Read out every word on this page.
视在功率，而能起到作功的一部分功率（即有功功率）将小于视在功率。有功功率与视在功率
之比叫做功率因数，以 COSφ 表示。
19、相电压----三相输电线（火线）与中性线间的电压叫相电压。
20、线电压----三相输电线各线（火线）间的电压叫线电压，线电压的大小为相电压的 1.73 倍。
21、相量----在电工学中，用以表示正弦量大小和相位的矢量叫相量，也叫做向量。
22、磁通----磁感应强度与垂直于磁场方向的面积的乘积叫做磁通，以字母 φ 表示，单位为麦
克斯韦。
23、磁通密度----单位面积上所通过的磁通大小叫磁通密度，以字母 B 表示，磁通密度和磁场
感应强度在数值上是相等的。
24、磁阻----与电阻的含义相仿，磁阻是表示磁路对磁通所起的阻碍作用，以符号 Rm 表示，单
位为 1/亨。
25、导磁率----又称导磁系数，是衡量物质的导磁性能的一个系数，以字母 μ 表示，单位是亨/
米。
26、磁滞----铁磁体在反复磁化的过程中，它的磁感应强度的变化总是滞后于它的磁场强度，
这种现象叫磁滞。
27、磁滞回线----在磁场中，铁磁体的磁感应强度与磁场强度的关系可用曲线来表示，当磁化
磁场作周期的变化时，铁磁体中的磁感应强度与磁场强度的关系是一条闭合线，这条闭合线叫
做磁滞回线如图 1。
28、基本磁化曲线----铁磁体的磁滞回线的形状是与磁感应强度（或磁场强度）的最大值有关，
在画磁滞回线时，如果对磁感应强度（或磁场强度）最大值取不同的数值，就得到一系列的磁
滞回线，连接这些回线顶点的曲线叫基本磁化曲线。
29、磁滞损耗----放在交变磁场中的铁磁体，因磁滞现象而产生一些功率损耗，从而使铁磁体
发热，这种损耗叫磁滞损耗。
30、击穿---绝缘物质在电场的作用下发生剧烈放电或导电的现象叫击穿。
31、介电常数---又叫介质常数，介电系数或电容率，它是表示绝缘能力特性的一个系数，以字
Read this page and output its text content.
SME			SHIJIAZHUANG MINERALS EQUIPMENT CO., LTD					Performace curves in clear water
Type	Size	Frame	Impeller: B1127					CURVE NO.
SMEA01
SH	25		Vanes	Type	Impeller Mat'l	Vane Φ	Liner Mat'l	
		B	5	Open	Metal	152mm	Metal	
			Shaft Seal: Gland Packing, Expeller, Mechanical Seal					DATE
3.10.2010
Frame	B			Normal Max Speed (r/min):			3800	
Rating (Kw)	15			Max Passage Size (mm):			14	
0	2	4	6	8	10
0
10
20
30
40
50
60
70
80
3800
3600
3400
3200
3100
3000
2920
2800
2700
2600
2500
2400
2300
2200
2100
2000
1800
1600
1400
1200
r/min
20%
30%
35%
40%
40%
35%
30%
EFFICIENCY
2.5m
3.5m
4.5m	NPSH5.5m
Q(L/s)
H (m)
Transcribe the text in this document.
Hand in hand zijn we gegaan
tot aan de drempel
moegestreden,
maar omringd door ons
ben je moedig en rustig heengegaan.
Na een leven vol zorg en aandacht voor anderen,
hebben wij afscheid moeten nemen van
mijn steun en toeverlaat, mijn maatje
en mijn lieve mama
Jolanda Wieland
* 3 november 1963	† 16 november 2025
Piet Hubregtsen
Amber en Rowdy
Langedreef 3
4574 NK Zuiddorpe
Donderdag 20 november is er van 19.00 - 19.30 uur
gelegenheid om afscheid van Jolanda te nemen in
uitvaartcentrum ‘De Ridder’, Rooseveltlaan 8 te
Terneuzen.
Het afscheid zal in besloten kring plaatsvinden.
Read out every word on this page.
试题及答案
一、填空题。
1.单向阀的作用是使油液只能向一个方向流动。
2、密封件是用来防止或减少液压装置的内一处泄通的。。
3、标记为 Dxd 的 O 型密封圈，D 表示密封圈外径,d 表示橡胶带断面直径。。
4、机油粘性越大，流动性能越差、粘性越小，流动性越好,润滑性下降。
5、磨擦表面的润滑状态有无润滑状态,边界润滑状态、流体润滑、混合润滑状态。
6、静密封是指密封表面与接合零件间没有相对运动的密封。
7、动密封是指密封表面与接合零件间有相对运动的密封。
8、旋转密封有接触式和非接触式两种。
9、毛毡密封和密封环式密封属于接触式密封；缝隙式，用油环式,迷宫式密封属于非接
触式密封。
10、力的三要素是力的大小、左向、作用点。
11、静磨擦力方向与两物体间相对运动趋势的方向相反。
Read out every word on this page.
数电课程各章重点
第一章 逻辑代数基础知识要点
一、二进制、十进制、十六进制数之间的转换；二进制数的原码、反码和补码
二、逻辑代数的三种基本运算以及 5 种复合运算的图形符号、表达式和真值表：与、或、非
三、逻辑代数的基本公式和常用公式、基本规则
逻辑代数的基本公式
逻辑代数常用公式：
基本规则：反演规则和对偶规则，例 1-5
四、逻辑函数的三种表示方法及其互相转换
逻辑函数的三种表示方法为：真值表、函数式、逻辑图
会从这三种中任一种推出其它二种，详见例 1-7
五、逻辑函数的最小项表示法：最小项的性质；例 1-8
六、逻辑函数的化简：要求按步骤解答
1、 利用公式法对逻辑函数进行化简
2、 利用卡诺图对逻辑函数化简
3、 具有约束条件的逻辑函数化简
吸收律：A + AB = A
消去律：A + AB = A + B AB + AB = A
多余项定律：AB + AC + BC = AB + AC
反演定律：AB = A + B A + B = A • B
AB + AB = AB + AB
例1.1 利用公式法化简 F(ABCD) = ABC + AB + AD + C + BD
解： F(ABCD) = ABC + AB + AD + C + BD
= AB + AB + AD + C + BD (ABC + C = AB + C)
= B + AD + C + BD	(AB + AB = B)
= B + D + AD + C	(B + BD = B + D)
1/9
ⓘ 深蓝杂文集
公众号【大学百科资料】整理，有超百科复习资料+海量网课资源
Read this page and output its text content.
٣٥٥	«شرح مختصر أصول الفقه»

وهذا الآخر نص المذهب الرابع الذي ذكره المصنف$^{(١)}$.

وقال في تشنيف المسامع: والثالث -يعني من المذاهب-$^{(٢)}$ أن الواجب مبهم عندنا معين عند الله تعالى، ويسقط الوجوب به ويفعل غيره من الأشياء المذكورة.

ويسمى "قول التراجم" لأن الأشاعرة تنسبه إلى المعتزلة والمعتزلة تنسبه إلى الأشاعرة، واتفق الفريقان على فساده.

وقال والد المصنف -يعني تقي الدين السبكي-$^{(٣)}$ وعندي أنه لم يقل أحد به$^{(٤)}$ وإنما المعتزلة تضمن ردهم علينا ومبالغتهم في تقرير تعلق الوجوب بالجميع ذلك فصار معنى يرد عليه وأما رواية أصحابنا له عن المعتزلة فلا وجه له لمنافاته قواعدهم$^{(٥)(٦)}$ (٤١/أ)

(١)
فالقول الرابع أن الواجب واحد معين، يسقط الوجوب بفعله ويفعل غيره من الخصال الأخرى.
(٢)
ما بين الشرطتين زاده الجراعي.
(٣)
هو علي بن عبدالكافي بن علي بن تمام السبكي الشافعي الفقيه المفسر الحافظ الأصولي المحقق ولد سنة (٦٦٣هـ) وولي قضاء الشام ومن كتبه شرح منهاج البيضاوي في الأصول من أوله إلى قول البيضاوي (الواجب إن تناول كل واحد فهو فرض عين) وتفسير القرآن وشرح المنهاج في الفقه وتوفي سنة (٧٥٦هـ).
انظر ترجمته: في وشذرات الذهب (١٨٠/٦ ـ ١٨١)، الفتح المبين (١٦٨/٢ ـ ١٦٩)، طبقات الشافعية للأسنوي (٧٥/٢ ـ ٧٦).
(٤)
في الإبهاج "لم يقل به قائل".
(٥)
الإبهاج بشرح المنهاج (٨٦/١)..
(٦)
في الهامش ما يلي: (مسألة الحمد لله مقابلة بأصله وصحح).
===
SHORT TASK — Search the data above for lines holding "المعتزلة" and copy each of them.

EXPECTED OUTPUT —
ويسمى "قول التراجم" لأن الأشاعرة تنسبه إلى المعتزلة والمعتزلة تنسبه إلى الأشاعرة، واتفق الفريقان على فساده.
وقال والد المصنف -يعني تقي الدين السبكي-$^{(٣)}$ وعندي أنه لم يقل أحد به$^{(٤)}$ وإنما المعتزلة تضمن ردهم علينا ومبالغتهم في تقرير تعلق الوجوب بالجميع ذلك فصار معنى يرد عليه وأما رواية أصحابنا له عن المعتزلة فلا وجه له لمنافاته قواعدهم$^{(٥)(٦)}$ (٤١/أ)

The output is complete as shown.